Dataset records
+===+
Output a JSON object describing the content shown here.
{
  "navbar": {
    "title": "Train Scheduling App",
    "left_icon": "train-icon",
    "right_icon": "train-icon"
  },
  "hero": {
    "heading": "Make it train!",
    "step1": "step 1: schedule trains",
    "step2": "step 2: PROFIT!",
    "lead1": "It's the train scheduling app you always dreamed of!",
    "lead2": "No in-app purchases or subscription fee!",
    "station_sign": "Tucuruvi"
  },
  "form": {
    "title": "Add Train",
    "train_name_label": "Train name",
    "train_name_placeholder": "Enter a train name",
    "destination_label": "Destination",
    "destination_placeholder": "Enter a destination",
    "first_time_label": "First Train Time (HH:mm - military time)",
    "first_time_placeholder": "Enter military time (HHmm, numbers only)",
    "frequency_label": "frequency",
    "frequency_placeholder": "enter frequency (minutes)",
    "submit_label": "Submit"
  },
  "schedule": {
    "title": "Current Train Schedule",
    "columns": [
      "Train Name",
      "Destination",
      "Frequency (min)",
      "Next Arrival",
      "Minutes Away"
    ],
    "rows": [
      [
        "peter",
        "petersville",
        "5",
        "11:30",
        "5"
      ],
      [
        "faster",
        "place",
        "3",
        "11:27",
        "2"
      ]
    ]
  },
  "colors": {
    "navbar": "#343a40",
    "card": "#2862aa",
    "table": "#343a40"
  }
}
+===+
* EXERCISE DIRECTIONS *
Copy the entries above exactly, leaving none out.

* EXERCISE OUTPUT *
Output a JSON object describing the content shown here.
{
  "navbar": {
    "title": "Train Scheduling App",
    "left_icon": "train-icon",
    "right_icon": "train-icon"
  },
  "hero": {
    "heading": "Make it train!",
    "step1": "step 1: schedule trains",
    "step2": "step 2: PROFIT!",
    "lead1": "It's the train scheduling app you always dreamed of!",
    "lead2": "No in-app purchases or subscription fee!",
    "station_sign": "Tucuruvi"
  },
  "form": {
    "title": "Add Train",
    "train_name_label": "Train name",
    "train_name_placeholder": "Enter a train name",
    "destination_label": "Destination",
    "destination_placeholder": "Enter a destination",
    "first_time_label": "First Train Time (HH:mm - military time)",
    "first_time_placeholder": "Enter military time (HHmm, numbers only)",
    "frequency_label": "frequency",
    "frequency_placeholder": "enter frequency (minutes)",
    "submit_label": "Submit"
  },
  "schedule": {
    "title": "Current Train Schedule",
    "columns": [
      "Train Name",
      "Destination",
      "Frequency (min)",
      "Next Arrival",
      "Minutes Away"
    ],
    "rows": [
      [
        "peter",
        "petersville",
        "5",
        "11:30",
        "5"
      ],
      [
        "faster",
        "place",
        "3",
        "11:27",
        "2"
      ]
    ]
  },
  "colors": {
    "navbar": "#343a40",
    "card": "#2862aa",
    "table": "#343a40"
  }
}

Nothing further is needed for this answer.